**Task statement**
Each entry must appear again exactly as it does in the source.

[Records from a dataset]
^^^^^^^^

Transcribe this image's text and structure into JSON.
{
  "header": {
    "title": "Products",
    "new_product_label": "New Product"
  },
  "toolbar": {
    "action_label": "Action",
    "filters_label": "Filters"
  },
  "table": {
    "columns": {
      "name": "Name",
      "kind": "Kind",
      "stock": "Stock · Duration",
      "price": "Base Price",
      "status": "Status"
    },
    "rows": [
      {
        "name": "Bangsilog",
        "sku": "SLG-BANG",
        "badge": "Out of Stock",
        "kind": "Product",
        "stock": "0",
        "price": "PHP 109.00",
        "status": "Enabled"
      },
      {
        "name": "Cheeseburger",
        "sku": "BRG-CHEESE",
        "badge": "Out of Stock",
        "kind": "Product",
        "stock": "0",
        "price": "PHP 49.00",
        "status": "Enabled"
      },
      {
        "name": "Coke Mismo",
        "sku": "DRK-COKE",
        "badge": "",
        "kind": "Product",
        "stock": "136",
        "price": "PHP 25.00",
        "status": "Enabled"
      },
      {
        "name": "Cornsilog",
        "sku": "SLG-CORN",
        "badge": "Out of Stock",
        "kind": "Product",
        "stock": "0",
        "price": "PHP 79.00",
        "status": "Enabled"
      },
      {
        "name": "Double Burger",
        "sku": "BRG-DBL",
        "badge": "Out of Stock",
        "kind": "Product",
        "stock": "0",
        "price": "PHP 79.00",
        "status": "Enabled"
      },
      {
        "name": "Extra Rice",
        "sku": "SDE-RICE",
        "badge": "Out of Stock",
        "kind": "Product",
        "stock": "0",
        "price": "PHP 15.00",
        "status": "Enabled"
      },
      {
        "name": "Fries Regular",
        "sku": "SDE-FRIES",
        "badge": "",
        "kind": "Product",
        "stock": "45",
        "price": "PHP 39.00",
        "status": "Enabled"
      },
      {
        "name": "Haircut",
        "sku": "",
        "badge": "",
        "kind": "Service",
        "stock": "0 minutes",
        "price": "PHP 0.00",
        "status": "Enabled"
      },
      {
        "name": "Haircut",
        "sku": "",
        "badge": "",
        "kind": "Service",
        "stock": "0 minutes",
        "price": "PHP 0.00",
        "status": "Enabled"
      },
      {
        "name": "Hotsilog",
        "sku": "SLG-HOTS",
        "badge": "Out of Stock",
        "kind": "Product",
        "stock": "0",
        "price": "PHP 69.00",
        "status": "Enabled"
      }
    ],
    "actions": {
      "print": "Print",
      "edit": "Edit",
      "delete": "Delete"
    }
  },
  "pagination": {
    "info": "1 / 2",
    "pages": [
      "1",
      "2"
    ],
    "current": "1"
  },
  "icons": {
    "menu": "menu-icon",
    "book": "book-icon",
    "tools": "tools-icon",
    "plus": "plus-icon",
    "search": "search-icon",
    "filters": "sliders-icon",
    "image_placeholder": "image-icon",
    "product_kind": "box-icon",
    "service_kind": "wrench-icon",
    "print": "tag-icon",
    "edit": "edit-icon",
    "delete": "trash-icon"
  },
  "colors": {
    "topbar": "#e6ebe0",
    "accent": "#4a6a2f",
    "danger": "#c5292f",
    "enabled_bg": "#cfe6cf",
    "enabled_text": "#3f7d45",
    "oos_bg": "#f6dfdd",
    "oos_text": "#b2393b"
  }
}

^^^^^^^^

**Exercise solution**
Transcribe this image's text and structure into JSON.
{
  "header": {
    "title": "Products",
    "new_product_label": "New Product"
  },
  "toolbar": {
    "action_label": "Action",
    "filters_label": "Filters"
  },
  "table": {
    "columns": {
      "name": "Name",
      "kind": "Kind",
      "stock": "Stock · Duration",
      "price": "Base Price",
      "status": "Status"
    },
    "rows": [
      {
        "name": "Bangsilog",
        "sku": "SLG-BANG",
        "badge": "Out of Stock",
        "kind": "Product",
        "stock": "0",
        "price": "PHP 109.00",
        "status": "Enabled"
      },
      {
        "name": "Cheeseburger",
        "sku": "BRG-CHEESE",
        "badge": "Out of Stock",
        "kind": "Product",
        "stock": "0",
        "price": "PHP 49.00",
        "status": "Enabled"
      },
      {
        "name": "Coke Mismo",
        "sku": "DRK-COKE",
        "badge": "",
        "kind": "Product",
        "stock": "136",
        "price": "PHP 25.00",
        "status": "Enabled"
      },
      {
        "name": "Cornsilog",
        "sku": "SLG-CORN",
        "badge": "Out of Stock",
        "kind": "Product",
        "stock": "0",
        "price": "PHP 79.00",
        "status": "Enabled"
      },
      {
        "name": "Double Burger",
        "sku": "BRG-DBL",
        "badge": "Out of Stock",
        "kind": "Product",
        "stock": "0",
        "price": "PHP 79.00",
        "status": "Enabled"
      },
      {
        "name": "Extra Rice",
        "sku": "SDE-RICE",
        "badge": "Out of Stock",
        "kind": "Product",
        "stock": "0",
        "price": "PHP 15.00",
        "status": "Enabled"
      },
      {
        "name": "Fries Regular",
        "sku": "SDE-FRIES",
        "badge": "",
        "kind": "Product",
        "stock": "45",
        "price": "PHP 39.00",
        "status": "Enabled"
      },
      {
        "name": "Haircut",
        "sku": "",
        "badge": "",
        "kind": "Service",
        "stock": "0 minutes",
        "price": "PHP 0.00",
        "status": "Enabled"
      },
      {
        "name": "Haircut",
        "sku": "",
        "badge": "",
        "kind": "Service",
        "stock": "0 minutes",
        "price": "PHP 0.00",
        "status": "Enabled"
      },
      {
        "name": "Hotsilog",
        "sku": "SLG-HOTS",
        "badge": "Out of Stock",
        "kind": "Product",
        "stock": "0",
        "price": "PHP 69.00",
        "status": "Enabled"
      }
    ],
    "actions": {
      "print": "Print",
      "edit": "Edit",
      "delete": "Delete"
    }
  },
  "pagination": {
    "info": "1 / 2",
    "pages": [
      "1",
      "2"
    ],
    "current": "1"
  },
  "icons": {
    "menu": "menu-icon",
    "book": "book-icon",
    "tools": "tools-icon",
    "plus": "plus-icon",
    "search": "search-icon",
    "filters": "sliders-icon",
    "image_placeholder": "image-icon",
    "product_kind": "box-icon",
    "service_kind": "wrench-icon",
    "print": "tag-icon",
    "edit": "edit-icon",
    "delete": "trash-icon"
  },
  "colors": {
    "topbar": "#e6ebe0",
    "accent": "#4a6a2f",
    "danger": "#c5292f",
    "enabled_bg": "#cfe6cf",
    "enabled_text": "#3f7d45",
    "oos_bg": "#f6dfdd",
    "oos_text": "#b2393b"
  }
}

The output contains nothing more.